══ ENTRIES SUPPLIED ══

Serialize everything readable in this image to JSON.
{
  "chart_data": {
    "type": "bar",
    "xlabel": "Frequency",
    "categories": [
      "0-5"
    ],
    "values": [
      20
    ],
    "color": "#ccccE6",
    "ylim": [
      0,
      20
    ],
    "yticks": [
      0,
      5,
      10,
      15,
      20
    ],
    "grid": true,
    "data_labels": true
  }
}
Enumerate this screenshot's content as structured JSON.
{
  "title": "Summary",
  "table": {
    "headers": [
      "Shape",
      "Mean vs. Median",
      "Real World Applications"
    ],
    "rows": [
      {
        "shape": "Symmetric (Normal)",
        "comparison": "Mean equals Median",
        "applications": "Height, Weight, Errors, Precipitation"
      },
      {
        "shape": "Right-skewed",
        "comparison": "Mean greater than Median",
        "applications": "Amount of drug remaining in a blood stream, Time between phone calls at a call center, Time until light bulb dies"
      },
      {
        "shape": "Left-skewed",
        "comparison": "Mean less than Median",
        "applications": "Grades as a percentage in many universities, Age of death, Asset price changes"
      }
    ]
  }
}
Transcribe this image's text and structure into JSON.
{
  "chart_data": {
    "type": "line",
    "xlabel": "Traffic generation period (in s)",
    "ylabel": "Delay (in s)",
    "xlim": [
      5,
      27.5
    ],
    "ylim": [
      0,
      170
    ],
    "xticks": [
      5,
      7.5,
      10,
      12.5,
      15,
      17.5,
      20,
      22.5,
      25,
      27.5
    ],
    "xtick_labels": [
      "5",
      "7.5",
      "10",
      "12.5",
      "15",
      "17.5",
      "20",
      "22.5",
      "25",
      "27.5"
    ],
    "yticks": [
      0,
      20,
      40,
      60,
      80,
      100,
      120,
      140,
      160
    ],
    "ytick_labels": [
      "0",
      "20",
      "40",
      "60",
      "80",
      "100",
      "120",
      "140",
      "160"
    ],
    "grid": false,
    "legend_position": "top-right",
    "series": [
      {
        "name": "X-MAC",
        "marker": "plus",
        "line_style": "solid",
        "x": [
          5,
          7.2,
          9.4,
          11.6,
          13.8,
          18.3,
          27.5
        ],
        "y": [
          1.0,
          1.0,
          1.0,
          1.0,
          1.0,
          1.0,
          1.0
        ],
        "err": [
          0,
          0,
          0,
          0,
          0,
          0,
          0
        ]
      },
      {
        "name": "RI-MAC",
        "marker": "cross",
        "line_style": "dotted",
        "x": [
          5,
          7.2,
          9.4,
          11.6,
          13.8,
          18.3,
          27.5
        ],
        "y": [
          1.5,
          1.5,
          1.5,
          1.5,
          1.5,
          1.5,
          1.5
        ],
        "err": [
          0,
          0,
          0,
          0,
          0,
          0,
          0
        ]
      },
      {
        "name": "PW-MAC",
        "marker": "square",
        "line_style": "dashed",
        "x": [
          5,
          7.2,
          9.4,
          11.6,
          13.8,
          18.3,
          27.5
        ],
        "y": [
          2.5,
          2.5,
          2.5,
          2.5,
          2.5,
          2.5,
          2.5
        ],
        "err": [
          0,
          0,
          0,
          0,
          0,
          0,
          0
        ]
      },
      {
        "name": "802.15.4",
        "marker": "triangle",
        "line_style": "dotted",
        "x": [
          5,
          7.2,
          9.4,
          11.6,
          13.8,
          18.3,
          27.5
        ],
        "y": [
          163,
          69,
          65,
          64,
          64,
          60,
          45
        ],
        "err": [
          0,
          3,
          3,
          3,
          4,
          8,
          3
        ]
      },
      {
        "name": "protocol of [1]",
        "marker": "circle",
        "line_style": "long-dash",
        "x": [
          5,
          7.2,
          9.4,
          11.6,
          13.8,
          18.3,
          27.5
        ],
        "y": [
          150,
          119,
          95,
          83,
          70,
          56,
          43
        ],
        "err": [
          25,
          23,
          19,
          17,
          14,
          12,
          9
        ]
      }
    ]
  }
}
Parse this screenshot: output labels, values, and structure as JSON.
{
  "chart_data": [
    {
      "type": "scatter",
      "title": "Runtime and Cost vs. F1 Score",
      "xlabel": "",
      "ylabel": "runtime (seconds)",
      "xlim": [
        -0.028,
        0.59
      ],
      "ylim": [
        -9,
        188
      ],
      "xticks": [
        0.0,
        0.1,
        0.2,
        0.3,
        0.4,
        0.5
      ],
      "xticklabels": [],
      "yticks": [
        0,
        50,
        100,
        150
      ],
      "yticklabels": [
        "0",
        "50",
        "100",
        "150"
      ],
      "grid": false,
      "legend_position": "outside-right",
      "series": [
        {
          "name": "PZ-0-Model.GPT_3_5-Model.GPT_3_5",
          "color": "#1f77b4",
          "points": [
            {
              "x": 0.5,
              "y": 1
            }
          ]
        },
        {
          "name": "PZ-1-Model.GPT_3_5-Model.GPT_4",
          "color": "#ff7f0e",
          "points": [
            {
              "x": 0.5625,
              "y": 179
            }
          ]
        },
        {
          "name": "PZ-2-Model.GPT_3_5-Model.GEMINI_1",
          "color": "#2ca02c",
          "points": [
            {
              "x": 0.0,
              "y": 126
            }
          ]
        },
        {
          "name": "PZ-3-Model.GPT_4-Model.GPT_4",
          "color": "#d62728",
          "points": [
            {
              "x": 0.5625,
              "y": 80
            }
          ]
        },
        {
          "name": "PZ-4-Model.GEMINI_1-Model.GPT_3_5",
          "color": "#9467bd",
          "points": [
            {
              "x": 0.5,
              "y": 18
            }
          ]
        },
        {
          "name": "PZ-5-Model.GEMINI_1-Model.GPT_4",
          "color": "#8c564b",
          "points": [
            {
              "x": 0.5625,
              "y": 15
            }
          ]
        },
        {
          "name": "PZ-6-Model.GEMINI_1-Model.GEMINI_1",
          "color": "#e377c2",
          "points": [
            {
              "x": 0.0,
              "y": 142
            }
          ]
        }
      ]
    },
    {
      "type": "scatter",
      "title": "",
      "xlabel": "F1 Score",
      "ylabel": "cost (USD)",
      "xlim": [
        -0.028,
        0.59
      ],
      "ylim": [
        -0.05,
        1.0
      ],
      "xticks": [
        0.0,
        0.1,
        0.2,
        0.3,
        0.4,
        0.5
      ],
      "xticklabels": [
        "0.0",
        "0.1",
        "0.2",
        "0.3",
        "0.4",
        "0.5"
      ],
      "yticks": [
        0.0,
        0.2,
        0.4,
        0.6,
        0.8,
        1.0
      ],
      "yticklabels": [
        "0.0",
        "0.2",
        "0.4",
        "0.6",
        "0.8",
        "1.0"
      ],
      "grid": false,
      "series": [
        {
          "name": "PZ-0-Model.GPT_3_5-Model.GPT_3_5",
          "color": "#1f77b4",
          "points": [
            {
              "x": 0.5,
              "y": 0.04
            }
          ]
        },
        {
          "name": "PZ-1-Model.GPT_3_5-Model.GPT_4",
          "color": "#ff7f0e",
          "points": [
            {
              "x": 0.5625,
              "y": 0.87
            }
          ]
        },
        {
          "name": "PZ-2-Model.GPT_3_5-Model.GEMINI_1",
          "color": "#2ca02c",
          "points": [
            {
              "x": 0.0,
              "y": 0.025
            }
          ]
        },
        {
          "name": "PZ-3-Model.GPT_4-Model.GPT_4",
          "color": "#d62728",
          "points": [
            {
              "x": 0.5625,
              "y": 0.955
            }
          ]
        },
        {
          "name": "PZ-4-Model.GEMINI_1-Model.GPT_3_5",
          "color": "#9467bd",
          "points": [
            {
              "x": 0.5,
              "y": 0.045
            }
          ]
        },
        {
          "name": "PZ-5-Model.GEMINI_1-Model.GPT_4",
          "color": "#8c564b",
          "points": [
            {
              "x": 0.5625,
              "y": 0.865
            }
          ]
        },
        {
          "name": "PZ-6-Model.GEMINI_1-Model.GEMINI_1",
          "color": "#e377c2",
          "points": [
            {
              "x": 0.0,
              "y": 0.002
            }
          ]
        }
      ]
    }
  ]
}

═══

EXERCISE INSTRUCTIONS »
From the listing above, pick out each line where the word "Score" appears.

THE COMPLETED TASK »
      "title": "Runtime and Cost vs. F1 Score",
      "xlabel": "F1 Score",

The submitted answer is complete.